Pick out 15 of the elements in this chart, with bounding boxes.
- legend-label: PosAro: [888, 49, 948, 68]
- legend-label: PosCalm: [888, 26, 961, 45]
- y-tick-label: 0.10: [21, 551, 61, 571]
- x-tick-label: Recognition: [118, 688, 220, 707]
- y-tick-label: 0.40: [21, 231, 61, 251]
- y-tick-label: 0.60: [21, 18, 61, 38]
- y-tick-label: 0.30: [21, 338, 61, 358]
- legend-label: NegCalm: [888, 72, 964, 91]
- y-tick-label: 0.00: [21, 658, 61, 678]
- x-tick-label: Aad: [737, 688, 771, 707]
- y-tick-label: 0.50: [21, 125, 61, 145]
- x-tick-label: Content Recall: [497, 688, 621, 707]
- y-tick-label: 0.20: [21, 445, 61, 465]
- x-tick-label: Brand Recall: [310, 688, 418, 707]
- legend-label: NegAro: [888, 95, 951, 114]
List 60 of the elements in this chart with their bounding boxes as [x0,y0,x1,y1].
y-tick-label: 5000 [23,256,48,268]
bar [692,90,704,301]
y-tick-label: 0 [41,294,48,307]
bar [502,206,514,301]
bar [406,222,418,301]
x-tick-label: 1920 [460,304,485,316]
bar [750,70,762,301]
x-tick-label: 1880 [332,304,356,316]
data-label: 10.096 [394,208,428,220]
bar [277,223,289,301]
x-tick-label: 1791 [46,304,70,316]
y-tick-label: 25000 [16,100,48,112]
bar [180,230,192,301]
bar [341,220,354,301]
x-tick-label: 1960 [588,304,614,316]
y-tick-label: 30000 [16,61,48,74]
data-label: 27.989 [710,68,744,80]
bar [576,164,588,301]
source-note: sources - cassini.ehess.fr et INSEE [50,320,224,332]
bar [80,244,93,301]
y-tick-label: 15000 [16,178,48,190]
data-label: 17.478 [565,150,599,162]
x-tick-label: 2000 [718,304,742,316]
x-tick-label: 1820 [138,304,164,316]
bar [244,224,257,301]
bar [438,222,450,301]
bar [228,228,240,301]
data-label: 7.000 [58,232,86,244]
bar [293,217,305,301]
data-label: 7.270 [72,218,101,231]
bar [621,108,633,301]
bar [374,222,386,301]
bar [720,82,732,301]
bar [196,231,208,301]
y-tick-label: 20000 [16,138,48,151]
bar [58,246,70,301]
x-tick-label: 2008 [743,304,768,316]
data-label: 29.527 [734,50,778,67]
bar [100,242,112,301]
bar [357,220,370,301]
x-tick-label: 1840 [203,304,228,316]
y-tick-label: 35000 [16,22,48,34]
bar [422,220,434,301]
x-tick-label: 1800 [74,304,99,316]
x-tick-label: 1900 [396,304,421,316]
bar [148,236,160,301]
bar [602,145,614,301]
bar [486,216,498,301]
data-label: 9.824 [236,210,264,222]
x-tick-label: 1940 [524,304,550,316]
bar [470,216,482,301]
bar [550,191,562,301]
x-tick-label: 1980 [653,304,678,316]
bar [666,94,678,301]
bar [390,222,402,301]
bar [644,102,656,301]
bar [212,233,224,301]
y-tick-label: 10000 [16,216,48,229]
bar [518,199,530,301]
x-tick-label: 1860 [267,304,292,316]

PROBLEM REQUIREMENTS
Set down the records above word for word, keeping every line unchanged.

SOLUTION BELOW
Pick out 15 of the elements in this chart, with bounding boxes.
- legend-label: PosAro: [888, 49, 948, 68]
- legend-label: PosCalm: [888, 26, 961, 45]
- y-tick-label: 0.10: [21, 551, 61, 571]
- x-tick-label: Recognition: [118, 688, 220, 707]
- y-tick-label: 0.40: [21, 231, 61, 251]
- y-tick-label: 0.60: [21, 18, 61, 38]
- y-tick-label: 0.30: [21, 338, 61, 358]
- legend-label: NegCalm: [888, 72, 964, 91]
- y-tick-label: 0.00: [21, 658, 61, 678]
- x-tick-label: Aad: [737, 688, 771, 707]
- y-tick-label: 0.50: [21, 125, 61, 145]
- x-tick-label: Content Recall: [497, 688, 621, 707]
- y-tick-label: 0.20: [21, 445, 61, 465]
- x-tick-label: Brand Recall: [310, 688, 418, 707]
- legend-label: NegAro: [888, 95, 951, 114]
List 60 of the elements in this chart with their bounding boxes as [x0,y0,x1,y1].
y-tick-label: 5000 [23,256,48,268]
bar [692,90,704,301]
y-tick-label: 0 [41,294,48,307]
bar [502,206,514,301]
bar [406,222,418,301]
x-tick-label: 1920 [460,304,485,316]
bar [750,70,762,301]
x-tick-label: 1880 [332,304,356,316]
data-label: 10.096 [394,208,428,220]
bar [277,223,289,301]
x-tick-label: 1791 [46,304,70,316]
y-tick-label: 25000 [16,100,48,112]
bar [180,230,192,301]
bar [341,220,354,301]
x-tick-label: 1960 [588,304,614,316]
y-tick-label: 30000 [16,61,48,74]
data-label: 27.989 [710,68,744,80]
bar [576,164,588,301]
source-note: sources - cassini.ehess.fr et INSEE [50,320,224,332]
bar [80,244,93,301]
y-tick-label: 15000 [16,178,48,190]
data-label: 17.478 [565,150,599,162]
x-tick-label: 2000 [718,304,742,316]
x-tick-label: 1820 [138,304,164,316]
bar [244,224,257,301]
bar [438,222,450,301]
bar [228,228,240,301]
data-label: 7.000 [58,232,86,244]
bar [293,217,305,301]
data-label: 7.270 [72,218,101,231]
bar [621,108,633,301]
bar [374,222,386,301]
bar [720,82,732,301]
bar [196,231,208,301]
y-tick-label: 20000 [16,138,48,151]
bar [58,246,70,301]
x-tick-label: 2008 [743,304,768,316]
data-label: 29.527 [734,50,778,67]
bar [100,242,112,301]
bar [357,220,370,301]
x-tick-label: 1840 [203,304,228,316]
y-tick-label: 35000 [16,22,48,34]
bar [422,220,434,301]
x-tick-label: 1800 [74,304,99,316]
x-tick-label: 1900 [396,304,421,316]
bar [148,236,160,301]
bar [602,145,614,301]
bar [486,216,498,301]
data-label: 9.824 [236,210,264,222]
x-tick-label: 1940 [524,304,550,316]
bar [470,216,482,301]
bar [550,191,562,301]
x-tick-label: 1980 [653,304,678,316]
bar [666,94,678,301]
bar [390,222,402,301]
bar [644,102,656,301]
bar [212,233,224,301]
y-tick-label: 10000 [16,216,48,229]
bar [518,199,530,301]
x-tick-label: 1860 [267,304,292,316]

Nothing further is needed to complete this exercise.